For the material that follows, list every line containing the word "cdot".

## Provided data
-- BEGIN --
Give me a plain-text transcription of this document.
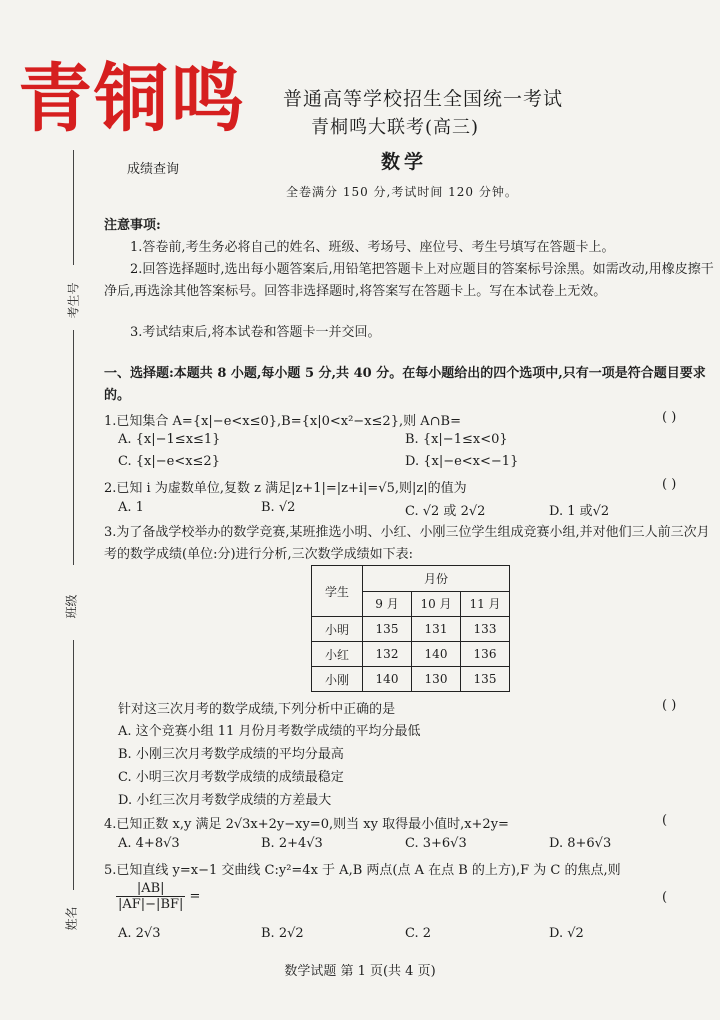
青铜鸣 普通高等学校招生全国统一考试
青桐鸣大联考(高三)
数学
成绩查询
全卷满分 150 分,考试时间 120 分钟。
考生号
班级
姓名
注意事项:
1.答卷前,考生务必将自己的姓名、班级、考场号、座位号、考生号填写在答题卡上。
2.回答选择题时,选出每小题答案后,用铅笔把答题卡上对应题目的答案标号涂黑。如需改动,用橡皮擦干净后,再选涂其他答案标号。回答非选择题时,将答案写在答题卡上。写在本试卷上无效。
3.考试结束后,将本试卷和答题卡一并交回。
一、选择题:本题共 8 小题,每小题 5 分,共 40 分。在每小题给出的四个选项中,只有一项是符合题目要求的。
1.已知集合 A={x|−e<x≤0},B={x|0<x²−x≤2},则 A∩B=	( )
A. {x|−1≤x≤1}	B. {x|−1≤x<0}
C. {x|−e<x≤2}	D. {x|−e<x<−1}
2.已知 i 为虚数单位,复数 z 满足|z+1|=|z+i|=√5,则|z|的值为	( )
A. 1	B. √2	C. √2 或 2√2	D. 1 或√2
3.为了备战学校举办的数学竞赛,某班推选小明、小红、小刚三位学生组成竞赛小组,并对他们三人前三次月考的数学成绩(单位:分)进行分析,三次数学成绩如下表:
学生	月份		
	9 月	10 月	11 月
小明	135	131	133
小红	132	140	136
小刚	140	130	135
针对这三次月考的数学成绩,下列分析中正确的是	( )
A. 这个竞赛小组 11 月份月考数学成绩的平均分最低
B. 小刚三次月考数学成绩的平均分最高
C. 小明三次月考数学成绩的成绩最稳定
D. 小红三次月考数学成绩的方差最大
4.已知正数 x,y 满足 2√3x+2y−xy=0,则当 xy 取得最小值时,x+2y=	(
A. 4+8√3	B. 2+4√3	C. 3+6√3	D. 8+6√3
5.已知直线 y=x−1 交曲线 C:y²=4x 于 A,B 两点(点 A 在点 B 的上方),F 为 C 的焦点,则
$\frac{|AB|}{|AF|-|BF|}$ =	(
A. 2√3	B. 2√2	C. 2	D. √2
数学试题 第 1 页(共 4 页)
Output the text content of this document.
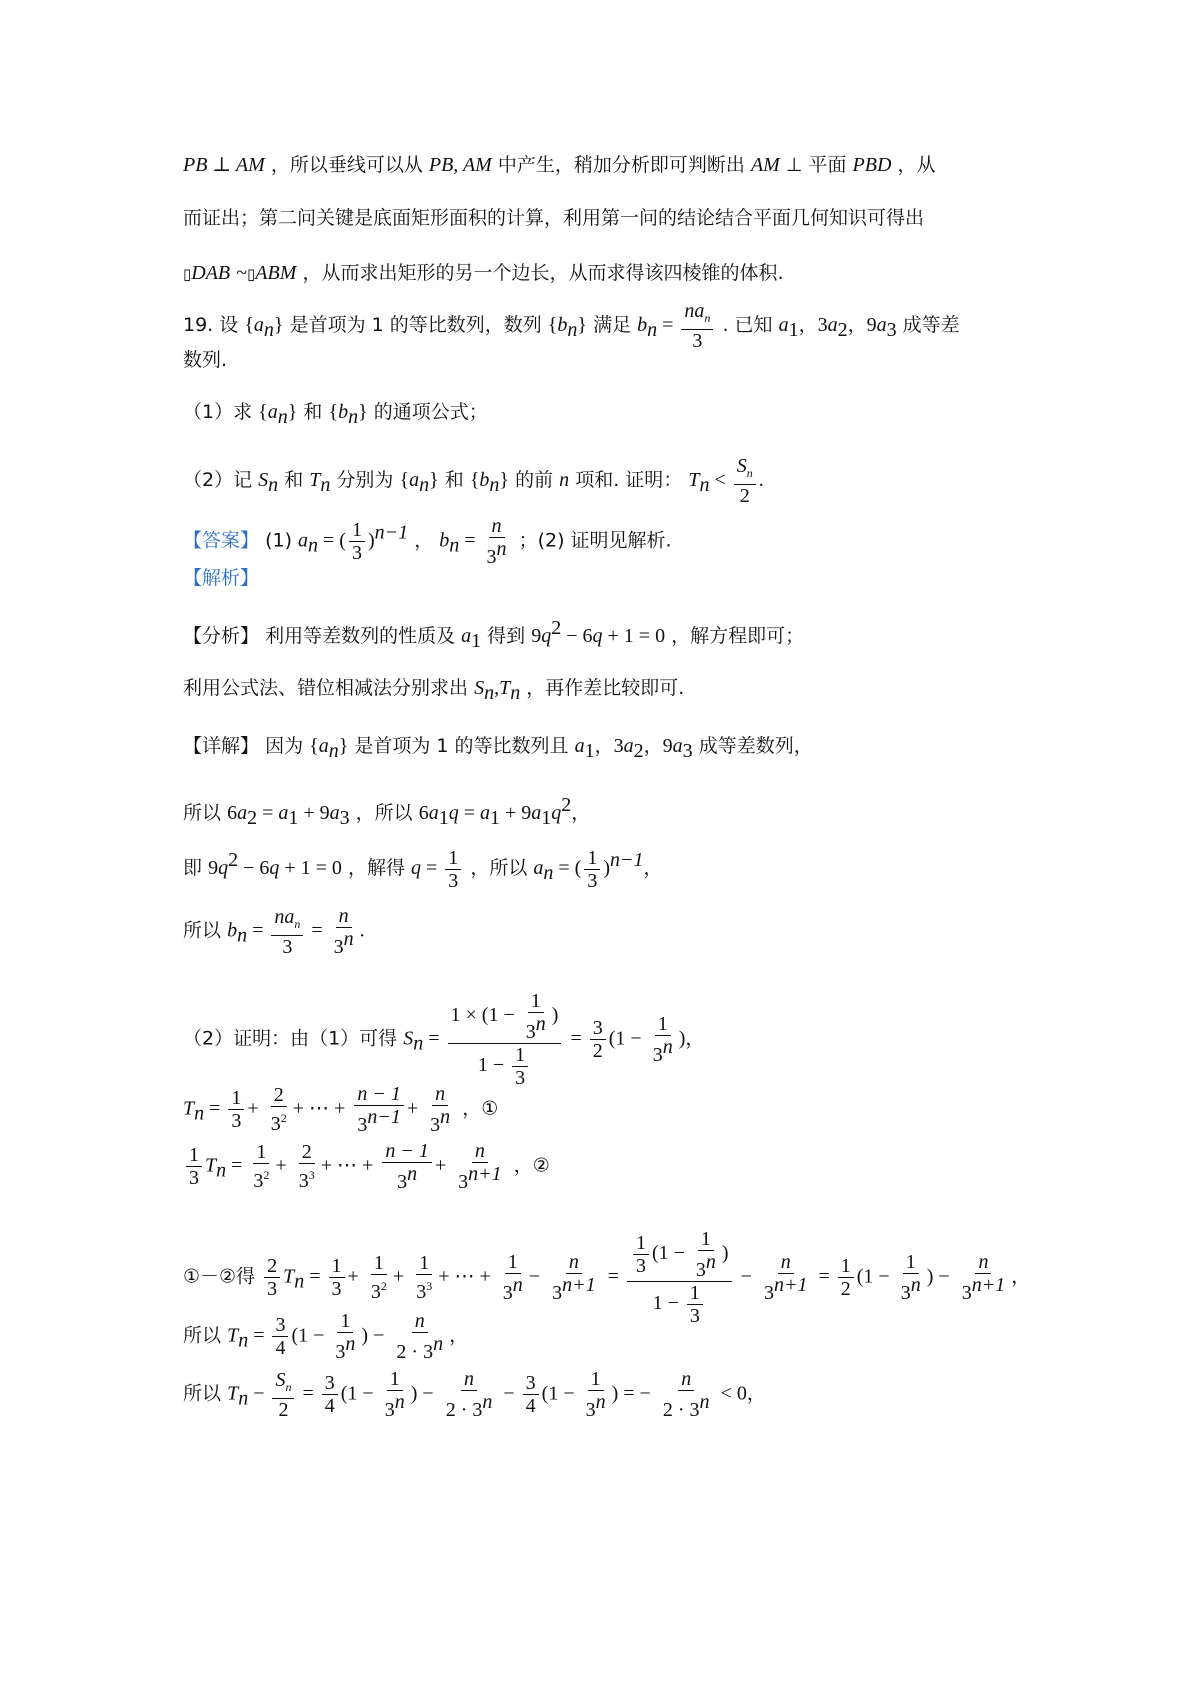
PB ⊥ AM ，所以垂线可以从 PB, AM 中产生，稍加分析即可判断出 AM ⊥ 平面 PBD ，从
而证出；第二问关键是底面矩形面积的计算，利用第一问的结论结合平面几何知识可得出
▯DAB ~▯ABM ，从而求出矩形的另一个边长，从而求得该四棱锥的体积.
19. 设 $\{a_n\}$ 是首项为 1 的等比数列，数列 $\{b_n\}$ 满足 $b_n = \frac{na_n}{3}$ . 已知 $a_1$，$3a_2$，$9a_3$ 成等差
数列.
（1）求 $\{a_n\}$ 和 $\{b_n\}$ 的通项公式；
（2）记 $S_n$ 和 $T_n$ 分别为 $\{a_n\}$ 和 $\{b_n\}$ 的前 n 项和. 证明： $T_n < \frac{S_n}{2}$ .
【答案】 (1) $a_n$ = ( $\frac{1}{3} )^{n-1}$ ， $b_n = \frac{n}{3^n}$ ；(2) 证明见解析.
【解析】
【分析】 利用等差数列的性质及 $a_1$ 得到 $9q^2 - 6q + 1 = 0$ ，解方程即可；
利用公式法、错位相减法分别求出 $S_n,T_n$ ，再作差比较即可.
【详解】 因为 $\{a_n\}$ 是首项为 1 的等比数列且 $a_1$，$3a_2$，$9a_3$ 成等差数列，
所以 $6a_2 = a_1 + 9a_3$ ，所以 $6a_1q = a_1 + 9a_1q^2$，
即 $9q^2 - 6q + 1 = 0$ ，解得 $q = \frac{1}{3}$ ，所以 $a_n$ = ( $\frac{1}{3} )^{n-1}$，
所以 $b_n = \frac{na_n}{3} = \frac{n}{3^n}$ .
（2）证明：由（1）可得 $S_n = \frac{1 \times (1 - \frac{1}{3^n} )}{1 - \frac{1}{3}} = \frac{3}{2} (1 - \frac{1}{3^n}$ )，
$T_n = \frac{1}{3} + \frac{2}{3^2}$ + ⋯ + $\frac{n - 1}{3^{n-1}} + \frac{n}{3^n}$ ，①
$\frac{1}{3} T_n = \frac{1}{3^2} + \frac{2}{3^3}$ + ⋯ + $\frac{n - 1}{3^n} + \frac{n}{3^{n+1}}$ ，②
①－②得 $\frac{2}{3} T_n = \frac{1}{3} + \frac{1}{3^2} + \frac{1}{3^3}$ + ⋯ + $\frac{1}{3^n} - \frac{n}{3^{n+1}} = \frac{\frac{1}{3} (1 - \frac{1}{3^n} )}{1 - \frac{1}{3}} - \frac{n}{3^{n+1}} = \frac{1}{2} (1 - \frac{1}{3^n}$ ) − $\frac{n}{3^{n+1}}$ ，
所以 $T_n = \frac{3}{4} (1 - \frac{1}{3^n}$ ) − $\frac{n}{2 \cdot 3^n}$ ，
所以 $T_n - \frac{S_n}{2} = \frac{3}{4} (1 - \frac{1}{3^n}$ ) − $\frac{n}{2 \cdot 3^n} - \frac{3}{4} (1 - \frac{1}{3^n}$ ) = − $\frac{n}{2 \cdot 3^n} < 0$，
-- END --
## Solution for this exercise
所以 $T_n = \frac{3}{4} (1 - \frac{1}{3^n}$ ) − $\frac{n}{2 \cdot 3^n}$ ，
所以 $T_n - \frac{S_n}{2} = \frac{3}{4} (1 - \frac{1}{3^n}$ ) − $\frac{n}{2 \cdot 3^n} - \frac{3}{4} (1 - \frac{1}{3^n}$ ) = − $\frac{n}{2 \cdot 3^n} < 0$，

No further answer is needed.